◆ Challenges:
1/ In the Naked With Cash article, repeat word for word everything from "Laura and Leon’s Net" down to "federal and state.".
2/ According to the Naked With Cash article, how large was the tax refund Laura and Leon received in February?

◆ Reading text:

Naked With Cash is an ongoing series at Consumerism Commentary in which readers share their households’ finances with other readers. These participants benefit from the accountability that comes from tracking their finances publicly and the feedback of the four expert Certified Financial Planners (CFPs).
This year, we have four participants who will share their financial reports, exposing the results of their financial choices. Each participant is paired with one of our Certified Financial Planners. The experts will provide insight and guidance that will help our participants take their finances to the next level by the end of 2014. Learn about this year’s participants and experts.
Laura and Leon earn more than $124,000 a year together. Currently, their goal is to tackle their student debt. Right now they don’t have children, but they are considering starting a family soon. They max out contributions to tax-advantaged retirement accounts and are actively trying to change their financial habits so that they are ready for a possible family and for retirement. (Read last month’s update.)
After reading Laura and Leon’s comments, you can read commentary from Roger Wohlner, CFP. Roger Wohlner appears courtesy of The Chicago Financial Planner.
Laura and Leon’s Net Worth Statement
Laura and Leon’s Income Statement
Comments and analysis from Laura
The month of February saw the largest month-to-month jump in our net worth since we started keeping track around December 2012. This is mostly due to the fact that the markets went up quite a bit and we received our tax refund of $1,355 between federal and state.

◆ Stored records:
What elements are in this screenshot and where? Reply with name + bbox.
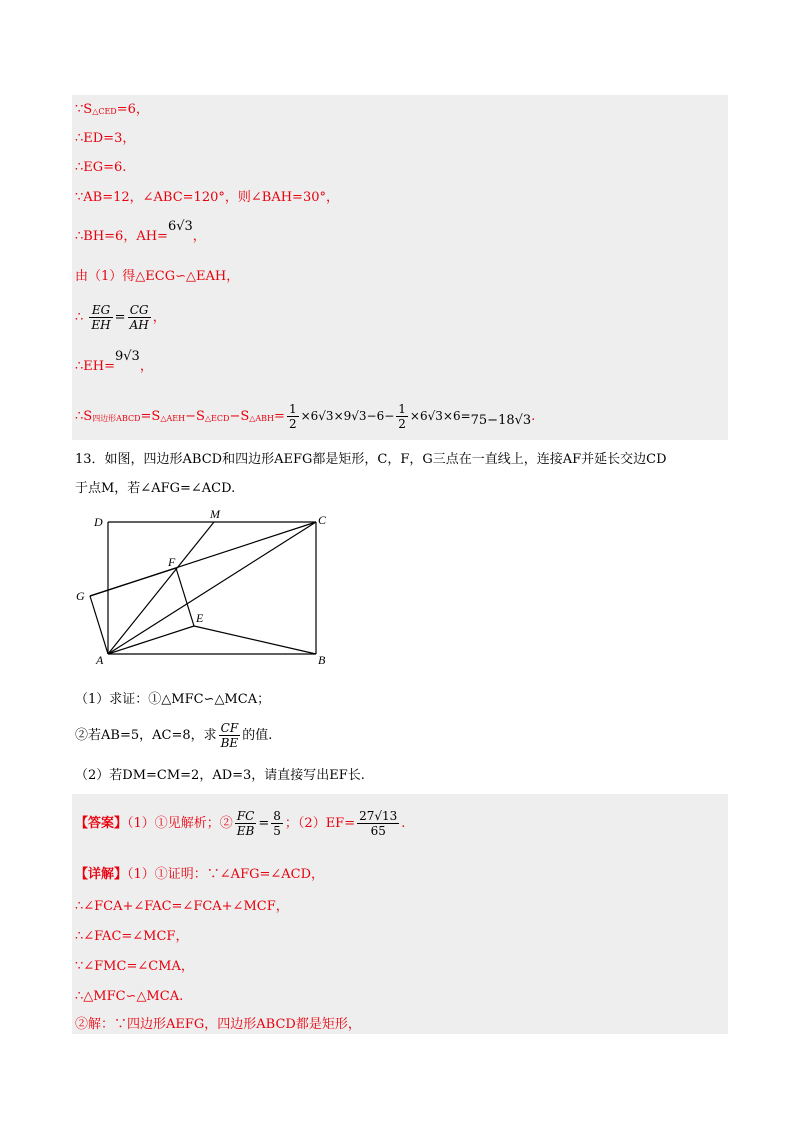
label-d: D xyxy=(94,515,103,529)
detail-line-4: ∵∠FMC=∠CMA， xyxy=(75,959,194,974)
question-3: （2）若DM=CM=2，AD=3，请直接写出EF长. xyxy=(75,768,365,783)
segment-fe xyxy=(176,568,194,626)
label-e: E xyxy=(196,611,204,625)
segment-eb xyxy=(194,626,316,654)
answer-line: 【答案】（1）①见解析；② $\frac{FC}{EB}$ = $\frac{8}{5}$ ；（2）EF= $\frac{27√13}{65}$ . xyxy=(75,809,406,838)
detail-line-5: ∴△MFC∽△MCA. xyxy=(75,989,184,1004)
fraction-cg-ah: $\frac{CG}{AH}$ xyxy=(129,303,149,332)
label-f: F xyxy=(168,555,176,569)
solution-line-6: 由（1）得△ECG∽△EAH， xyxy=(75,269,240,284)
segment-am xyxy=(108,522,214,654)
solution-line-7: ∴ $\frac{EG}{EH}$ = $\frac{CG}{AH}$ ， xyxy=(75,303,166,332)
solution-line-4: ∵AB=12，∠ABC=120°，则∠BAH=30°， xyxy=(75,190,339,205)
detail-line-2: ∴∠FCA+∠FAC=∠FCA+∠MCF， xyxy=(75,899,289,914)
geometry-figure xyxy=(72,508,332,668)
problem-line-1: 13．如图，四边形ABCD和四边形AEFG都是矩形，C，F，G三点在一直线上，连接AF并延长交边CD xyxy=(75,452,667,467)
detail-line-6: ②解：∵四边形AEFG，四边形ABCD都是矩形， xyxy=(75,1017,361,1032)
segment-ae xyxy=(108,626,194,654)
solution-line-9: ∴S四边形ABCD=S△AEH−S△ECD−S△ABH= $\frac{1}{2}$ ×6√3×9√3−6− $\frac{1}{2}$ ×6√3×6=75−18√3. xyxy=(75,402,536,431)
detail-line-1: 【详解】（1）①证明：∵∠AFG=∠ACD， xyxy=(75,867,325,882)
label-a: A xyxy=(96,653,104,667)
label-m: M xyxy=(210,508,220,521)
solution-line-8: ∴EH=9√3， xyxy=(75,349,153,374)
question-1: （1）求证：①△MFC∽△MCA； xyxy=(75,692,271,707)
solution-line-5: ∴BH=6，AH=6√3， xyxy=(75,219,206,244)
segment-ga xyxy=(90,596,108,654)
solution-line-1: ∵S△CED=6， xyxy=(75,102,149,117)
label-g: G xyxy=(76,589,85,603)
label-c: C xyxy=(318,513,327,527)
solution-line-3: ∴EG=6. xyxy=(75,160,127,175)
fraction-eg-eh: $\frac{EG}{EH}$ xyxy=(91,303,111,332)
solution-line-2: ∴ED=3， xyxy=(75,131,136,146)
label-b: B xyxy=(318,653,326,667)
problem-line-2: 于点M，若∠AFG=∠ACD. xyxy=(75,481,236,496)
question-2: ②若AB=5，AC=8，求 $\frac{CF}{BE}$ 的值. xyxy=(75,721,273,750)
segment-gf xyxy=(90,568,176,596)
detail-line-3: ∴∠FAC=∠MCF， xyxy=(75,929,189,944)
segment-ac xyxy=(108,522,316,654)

◆ Task answers:
1/
Laura and Leon’s Net Worth Statement
Laura and Leon’s Income Statement
Comments and analysis from Laura
The month of February saw the largest month-to-month jump in our net worth since we started keeping track around December 2012. This is mostly due to the fact that the markets went up quite a bit and we received our tax refund of $1,355 between federal and state.

2/ $1,355, combining federal and state.